§ Directions for this task: The records below need retyping in full; give them again exactly.

§ Information given:
------------------------------

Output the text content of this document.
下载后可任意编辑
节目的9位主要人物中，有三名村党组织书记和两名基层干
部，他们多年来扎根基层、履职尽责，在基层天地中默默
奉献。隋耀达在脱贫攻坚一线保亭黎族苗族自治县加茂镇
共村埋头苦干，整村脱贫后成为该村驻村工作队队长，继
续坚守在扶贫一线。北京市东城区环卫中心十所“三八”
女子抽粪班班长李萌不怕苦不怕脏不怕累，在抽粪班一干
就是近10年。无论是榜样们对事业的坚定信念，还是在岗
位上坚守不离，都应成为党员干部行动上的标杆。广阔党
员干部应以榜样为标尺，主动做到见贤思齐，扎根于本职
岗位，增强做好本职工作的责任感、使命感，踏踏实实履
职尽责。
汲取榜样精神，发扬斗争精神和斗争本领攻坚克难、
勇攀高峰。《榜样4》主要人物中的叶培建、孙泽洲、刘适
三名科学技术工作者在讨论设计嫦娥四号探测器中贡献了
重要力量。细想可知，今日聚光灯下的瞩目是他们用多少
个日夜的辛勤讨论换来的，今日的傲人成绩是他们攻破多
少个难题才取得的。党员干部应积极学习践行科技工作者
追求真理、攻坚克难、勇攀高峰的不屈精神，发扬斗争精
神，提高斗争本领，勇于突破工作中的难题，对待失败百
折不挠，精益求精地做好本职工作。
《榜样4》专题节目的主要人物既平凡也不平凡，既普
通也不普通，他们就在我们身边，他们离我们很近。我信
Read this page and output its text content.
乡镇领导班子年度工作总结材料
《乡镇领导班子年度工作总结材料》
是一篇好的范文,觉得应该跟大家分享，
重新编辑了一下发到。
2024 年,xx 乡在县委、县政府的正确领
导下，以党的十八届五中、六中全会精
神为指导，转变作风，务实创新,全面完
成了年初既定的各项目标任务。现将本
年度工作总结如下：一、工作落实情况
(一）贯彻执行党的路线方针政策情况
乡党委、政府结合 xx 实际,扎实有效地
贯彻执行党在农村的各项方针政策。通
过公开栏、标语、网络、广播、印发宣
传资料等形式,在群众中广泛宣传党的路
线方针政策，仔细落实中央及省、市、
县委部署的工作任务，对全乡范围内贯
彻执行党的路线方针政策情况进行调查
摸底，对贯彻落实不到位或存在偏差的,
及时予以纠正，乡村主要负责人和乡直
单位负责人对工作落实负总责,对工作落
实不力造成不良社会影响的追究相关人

------------------------------

§ Response below:
Output the text content of this document.
下载后可任意编辑
节目的9位主要人物中，有三名村党组织书记和两名基层干
部，他们多年来扎根基层、履职尽责，在基层天地中默默
奉献。隋耀达在脱贫攻坚一线保亭黎族苗族自治县加茂镇
共村埋头苦干，整村脱贫后成为该村驻村工作队队长，继
续坚守在扶贫一线。北京市东城区环卫中心十所“三八”
女子抽粪班班长李萌不怕苦不怕脏不怕累，在抽粪班一干
就是近10年。无论是榜样们对事业的坚定信念，还是在岗
位上坚守不离，都应成为党员干部行动上的标杆。广阔党
员干部应以榜样为标尺，主动做到见贤思齐，扎根于本职
岗位，增强做好本职工作的责任感、使命感，踏踏实实履
职尽责。
汲取榜样精神，发扬斗争精神和斗争本领攻坚克难、
勇攀高峰。《榜样4》主要人物中的叶培建、孙泽洲、刘适
三名科学技术工作者在讨论设计嫦娥四号探测器中贡献了
重要力量。细想可知，今日聚光灯下的瞩目是他们用多少
个日夜的辛勤讨论换来的，今日的傲人成绩是他们攻破多
少个难题才取得的。党员干部应积极学习践行科技工作者
追求真理、攻坚克难、勇攀高峰的不屈精神，发扬斗争精
神，提高斗争本领，勇于突破工作中的难题，对待失败百
折不挠，精益求精地做好本职工作。
《榜样4》专题节目的主要人物既平凡也不平凡，既普
通也不普通，他们就在我们身边，他们离我们很近。我信
Read this page and output its text content.
乡镇领导班子年度工作总结材料
《乡镇领导班子年度工作总结材料》
是一篇好的范文,觉得应该跟大家分享，
重新编辑了一下发到。
2024 年,xx 乡在县委、县政府的正确领
导下，以党的十八届五中、六中全会精
神为指导，转变作风，务实创新,全面完
成了年初既定的各项目标任务。现将本
年度工作总结如下：一、工作落实情况
(一）贯彻执行党的路线方针政策情况
乡党委、政府结合 xx 实际,扎实有效地
贯彻执行党在农村的各项方针政策。通
过公开栏、标语、网络、广播、印发宣
传资料等形式,在群众中广泛宣传党的路
线方针政策，仔细落实中央及省、市、
县委部署的工作任务，对全乡范围内贯
彻执行党的路线方针政策情况进行调查
摸底，对贯彻落实不到位或存在偏差的,
及时予以纠正，乡村主要负责人和乡直
单位负责人对工作落实负总责,对工作落
实不力造成不良社会影响的追究相关人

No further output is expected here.